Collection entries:
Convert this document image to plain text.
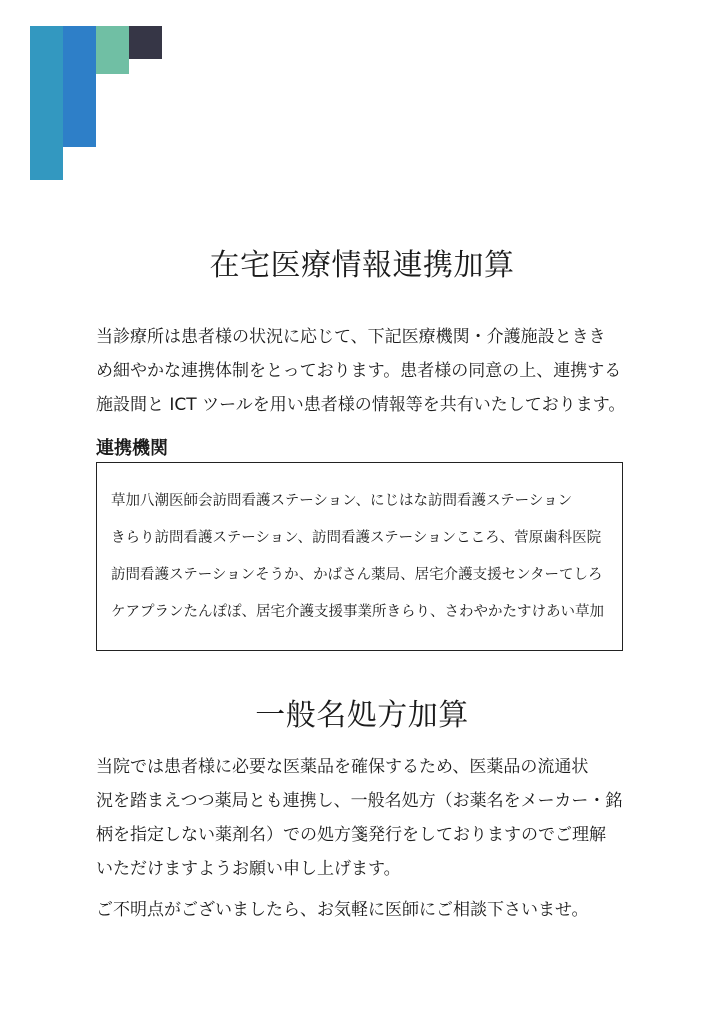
在宅医療情報連携加算

当診療所は患者様の状況に応じて、下記医療機関・介護施設ときき
め細やかな連携体制をとっております。患者様の同意の上、連携する
施設間と ICT ツールを用い患者様の情報等を共有いたしております。

連携機関
草加八潮医師会訪問看護ステーション、にじはな訪問看護ステーション
きらり訪問看護ステーション、訪問看護ステーションこころ、菅原歯科医院
訪問看護ステーションそうか、かばさん薬局、居宅介護支援センターてしろ
ケアプランたんぽぽ、居宅介護支援事業所きらり、さわやかたすけあい草加
一般名処方加算

当院では患者様に必要な医薬品を確保するため、医薬品の流通状
況を踏まえつつ薬局とも連携し、一般名処方（お薬名をメーカー・銘
柄を指定しない薬剤名）での処方箋発行をしておりますのでご理解
いただけますようお願い申し上げます。

ご不明点がございましたら、お気軽に医師にご相談下さいませ。
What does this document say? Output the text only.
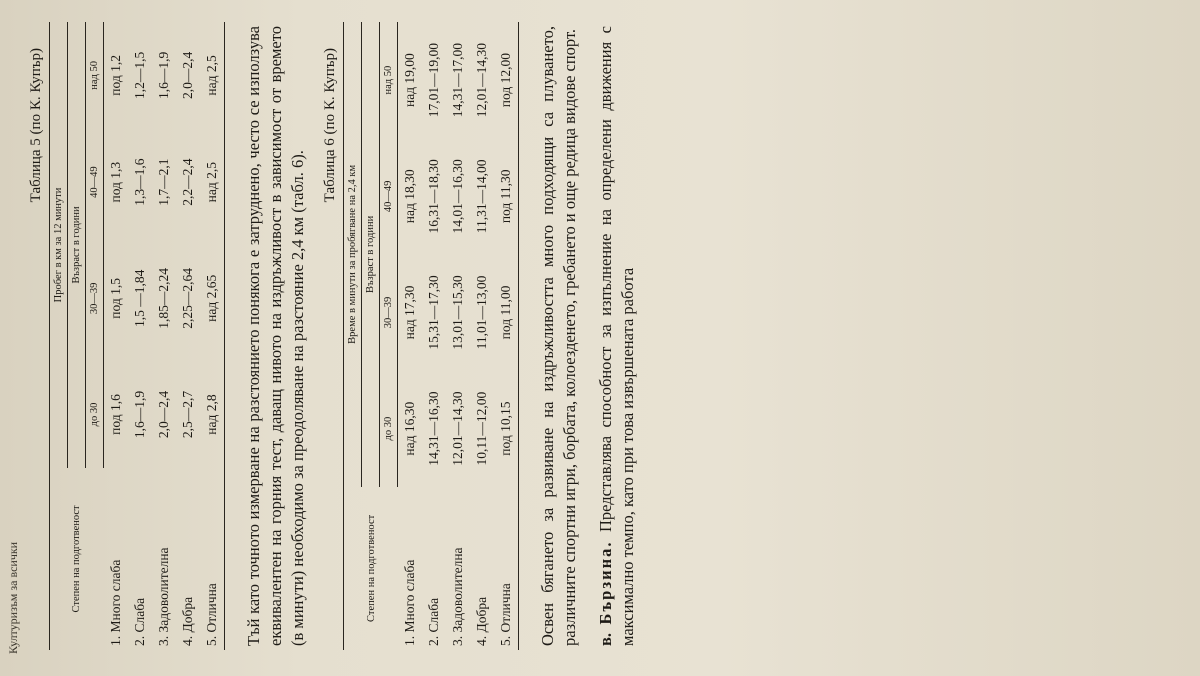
Културизъм за всички
Таблица 5 (по К. Купър)
Степен на подготвеност	Пробег в км за 12 минути			
	Възраст в години			
	до 30	30—39	40—49	над 50
1. Много слаба	под 1,6	под 1,5	под 1,3	под 1,2
2. Слаба	1,6—1,9	1,5 —1,84	1,3—1,6	1,2—1,5
3. Задоволителна	2,0—2,4	1,85—2,24	1,7—2,1	1,6—1,9
4. Добра	2,5—2,7	2,25—2,64	2,2—2,4	2,0—2,4
5. Отлична	над 2,8	над 2,65	над 2,5	над 2,5 Тъй като точното измерване на разстоянието понякога е затруднено, често се използува еквивалентен на горния тест, даващ нивото на издръжливост в зависимост от времето (в минути) необходимо за преодоляване на разстояние 2,4 км (табл. 6).

Таблица 6 (по К. Купър)
Степен на подготвеност	Време в минути за пробягване на 2,4 км			
	Възраст в години			
	до 30	30—39	40—49	над 50
1. Много слаба	над 16,30	над 17,30	над 18,30	над 19,00
2. Слаба	14,31—16,30	15,31—17,30	16,31—18,30	17,01—19,00
3. Задоволителна	12,01—14,30	13,01—15,30	14,01—16,30	14,31—17,00
4. Добра	10,11—12,00	11,01—13,00	11,31—14,00	12,01—14,30
5. Отлична	под 10,15	под 11,00	под 11,30	под 12,00 Освен бягането за развиване на издръжливостта много подходящи са плуването, различните спортни игри, борбата, колоезденето, гребането и още редица видове спорт. в. Бързина. Представлява способност за изпълнение на определени движения с максимално темпо, като при това извършената работа
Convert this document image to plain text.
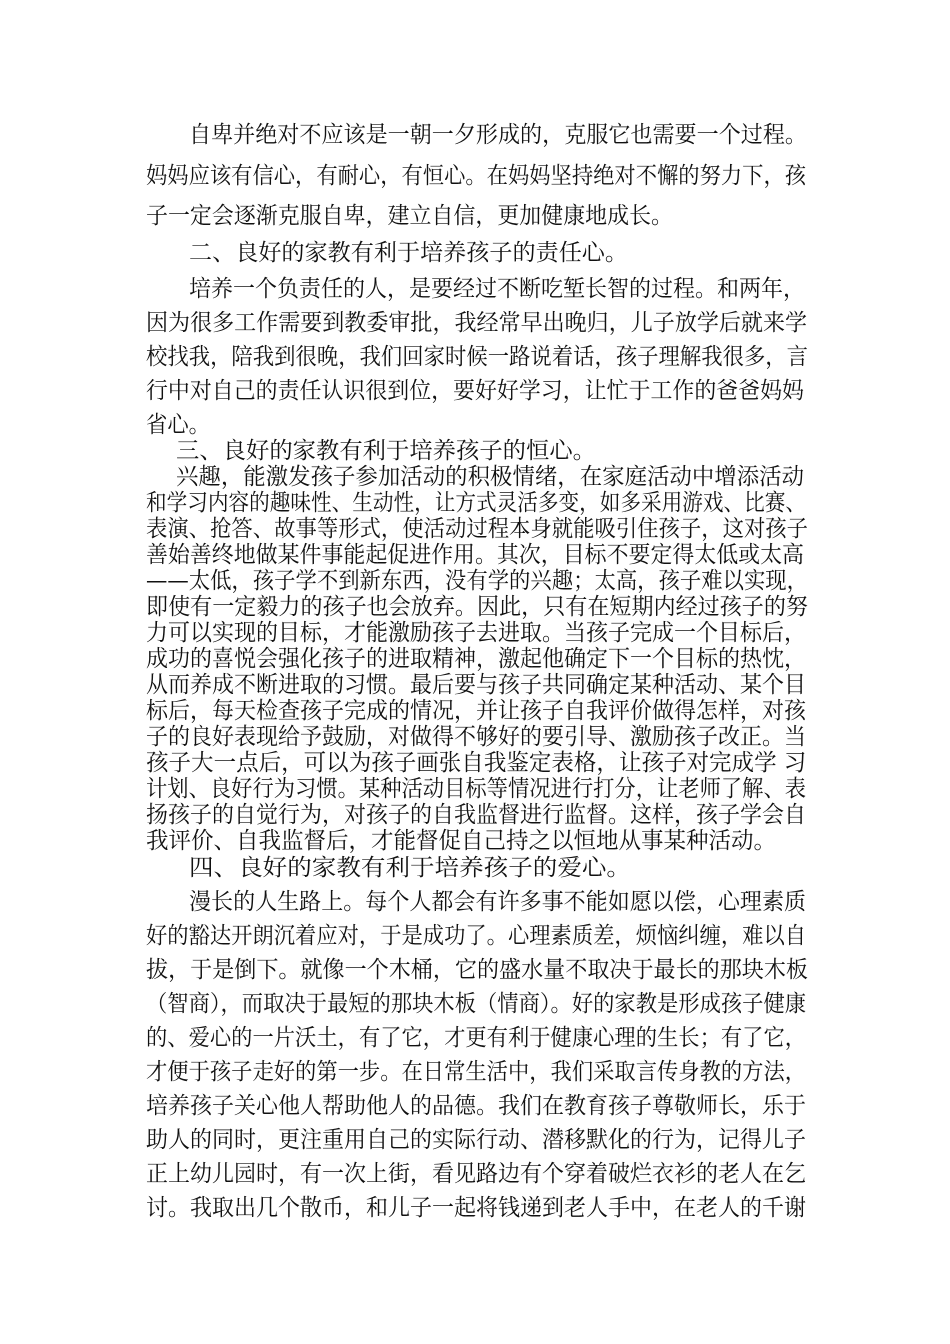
自卑并绝对不应该是一朝一夕形成的，克服它也需要一个过程。
妈妈应该有信心，有耐心，有恒心。在妈妈坚持绝对不懈的努力下，孩
子一定会逐渐克服自卑，建立自信，更加健康地成长。
二、良好的家教有利于培养孩子的责任心。
培养一个负责任的人，是要经过不断吃堑长智的过程。和两年，
因为很多工作需要到教委审批，我经常早出晚归，儿子放学后就来学
校找我，陪我到很晚，我们回家时候一路说着话，孩子理解我很多，言
行中对自己的责任认识很到位，要好好学习，让忙于工作的爸爸妈妈
省心。
三、良好的家教有利于培养孩子的恒心。
兴趣，能激发孩子参加活动的积极情绪，在家庭活动中增添活动
和学习内容的趣味性、生动性，让方式灵活多变，如多采用游戏、比赛、
表演、抢答、故事等形式，使活动过程本身就能吸引住孩子，这对孩子
善始善终地做某件事能起促进作用。其次，目标不要定得太低或太高
——太低，孩子学不到新东西，没有学的兴趣；太高，孩子难以实现，
即使有一定毅力的孩子也会放弃。因此，只有在短期内经过孩子的努
力可以实现的目标，才能激励孩子去进取。当孩子完成一个目标后，
成功的喜悦会强化孩子的进取精神，激起他确定下一个目标的热忱，
从而养成不断进取的习惯。最后要与孩子共同确定某种活动、某个目
标后，每天检查孩子完成的情况，并让孩子自我评价做得怎样，对孩
子的良好表现给予鼓励，对做得不够好的要引导、激励孩子改正。当
孩子大一点后，可以为孩子画张自我鉴定表格，让孩子对完成学 习
计划、良好行为习惯。某种活动目标等情况进行打分，让老师了解、表
扬孩子的自觉行为，对孩子的自我监督进行监督。这样，孩子学会自
我评价、自我监督后，才能督促自己持之以恒地从事某种活动。
四、良好的家教有利于培养孩子的爱心。
漫长的人生路上。每个人都会有许多事不能如愿以偿，心理素质
好的豁达开朗沉着应对，于是成功了。心理素质差，烦恼纠缠，难以自
拔，于是倒下。就像一个木桶，它的盛水量不取决于最长的那块木板
（智商），而取决于最短的那块木板（情商）。好的家教是形成孩子健康
的、爱心的一片沃土，有了它，才更有利于健康心理的生长；有了它，
才便于孩子走好的第一步。在日常生活中，我们采取言传身教的方法，
培养孩子关心他人帮助他人的品德。我们在教育孩子尊敬师长，乐于
助人的同时，更注重用自己的实际行动、潜移默化的行为，记得儿子
正上幼儿园时，有一次上街，看见路边有个穿着破烂衣衫的老人在乞
讨。我取出几个散币，和儿子一起将钱递到老人手中，在老人的千谢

**DIRECTIVE:** Restate the whole of the material word for word without the pictures.

**FULL SOLUTION:**
Convert this document image to plain text.
在宅医療情報連携加算

当診療所は患者様の状況に応じて、下記医療機関・介護施設ときき
め細やかな連携体制をとっております。患者様の同意の上、連携する
施設間と ICT ツールを用い患者様の情報等を共有いたしております。

連携機関
草加八潮医師会訪問看護ステーション、にじはな訪問看護ステーション
きらり訪問看護ステーション、訪問看護ステーションこころ、菅原歯科医院
訪問看護ステーションそうか、かばさん薬局、居宅介護支援センターてしろ
ケアプランたんぽぽ、居宅介護支援事業所きらり、さわやかたすけあい草加
一般名処方加算

当院では患者様に必要な医薬品を確保するため、医薬品の流通状
況を踏まえつつ薬局とも連携し、一般名処方（お薬名をメーカー・銘
柄を指定しない薬剤名）での処方箋発行をしておりますのでご理解
いただけますようお願い申し上げます。

ご不明点がございましたら、お気軽に医師にご相談下さいませ。
What does this document say? Output the text only.
Културизъм за всички
Таблица 5 (по К. Купър)
Степен на подготвеност	Пробег в км за 12 минути			
	Възраст в години			
	до 30	30—39	40—49	над 50
1. Много слаба	под 1,6	под 1,5	под 1,3	под 1,2
2. Слаба	1,6—1,9	1,5 —1,84	1,3—1,6	1,2—1,5
3. Задоволителна	2,0—2,4	1,85—2,24	1,7—2,1	1,6—1,9
4. Добра	2,5—2,7	2,25—2,64	2,2—2,4	2,0—2,4
5. Отлична	над 2,8	над 2,65	над 2,5	над 2,5 Тъй като точното измерване на разстоянието понякога е затруднено, често се използува еквивалентен на горния тест, даващ нивото на издръжливост в зависимост от времето (в минути) необходимо за преодоляване на разстояние 2,4 км (табл. 6).

Таблица 6 (по К. Купър)
Степен на подготвеност	Време в минути за пробягване на 2,4 км			
	Възраст в години			
	до 30	30—39	40—49	над 50
1. Много слаба	над 16,30	над 17,30	над 18,30	над 19,00
2. Слаба	14,31—16,30	15,31—17,30	16,31—18,30	17,01—19,00
3. Задоволителна	12,01—14,30	13,01—15,30	14,01—16,30	14,31—17,00
4. Добра	10,11—12,00	11,01—13,00	11,31—14,00	12,01—14,30
5. Отлична	под 10,15	под 11,00	под 11,30	под 12,00 Освен бягането за развиване на издръжливостта много подходящи са плуването, различните спортни игри, борбата, колоезденето, гребането и още редица видове спорт. в. Бързина. Представлява способност за изпълнение на определени движения с максимално темпо, като при това извършената работа
Convert this document image to plain text.
自卑并绝对不应该是一朝一夕形成的，克服它也需要一个过程。
妈妈应该有信心，有耐心，有恒心。在妈妈坚持绝对不懈的努力下，孩
子一定会逐渐克服自卑，建立自信，更加健康地成长。
二、良好的家教有利于培养孩子的责任心。
培养一个负责任的人，是要经过不断吃堑长智的过程。和两年，
因为很多工作需要到教委审批，我经常早出晚归，儿子放学后就来学
校找我，陪我到很晚，我们回家时候一路说着话，孩子理解我很多，言
行中对自己的责任认识很到位，要好好学习，让忙于工作的爸爸妈妈
省心。
三、良好的家教有利于培养孩子的恒心。
兴趣，能激发孩子参加活动的积极情绪，在家庭活动中增添活动
和学习内容的趣味性、生动性，让方式灵活多变，如多采用游戏、比赛、
表演、抢答、故事等形式，使活动过程本身就能吸引住孩子，这对孩子
善始善终地做某件事能起促进作用。其次，目标不要定得太低或太高
——太低，孩子学不到新东西，没有学的兴趣；太高，孩子难以实现，
即使有一定毅力的孩子也会放弃。因此，只有在短期内经过孩子的努
力可以实现的目标，才能激励孩子去进取。当孩子完成一个目标后，
成功的喜悦会强化孩子的进取精神，激起他确定下一个目标的热忱，
从而养成不断进取的习惯。最后要与孩子共同确定某种活动、某个目
标后，每天检查孩子完成的情况，并让孩子自我评价做得怎样，对孩
子的良好表现给予鼓励，对做得不够好的要引导、激励孩子改正。当
孩子大一点后，可以为孩子画张自我鉴定表格，让孩子对完成学 习
计划、良好行为习惯。某种活动目标等情况进行打分，让老师了解、表
扬孩子的自觉行为，对孩子的自我监督进行监督。这样，孩子学会自
我评价、自我监督后，才能督促自己持之以恒地从事某种活动。
四、良好的家教有利于培养孩子的爱心。
漫长的人生路上。每个人都会有许多事不能如愿以偿，心理素质
好的豁达开朗沉着应对，于是成功了。心理素质差，烦恼纠缠，难以自
拔，于是倒下。就像一个木桶，它的盛水量不取决于最长的那块木板
（智商），而取决于最短的那块木板（情商）。好的家教是形成孩子健康
的、爱心的一片沃土，有了它，才更有利于健康心理的生长；有了它，
才便于孩子走好的第一步。在日常生活中，我们采取言传身教的方法，
培养孩子关心他人帮助他人的品德。我们在教育孩子尊敬师长，乐于
助人的同时，更注重用自己的实际行动、潜移默化的行为，记得儿子
正上幼儿园时，有一次上街，看见路边有个穿着破烂衣衫的老人在乞
讨。我取出几个散币，和儿子一起将钱递到老人手中，在老人的千谢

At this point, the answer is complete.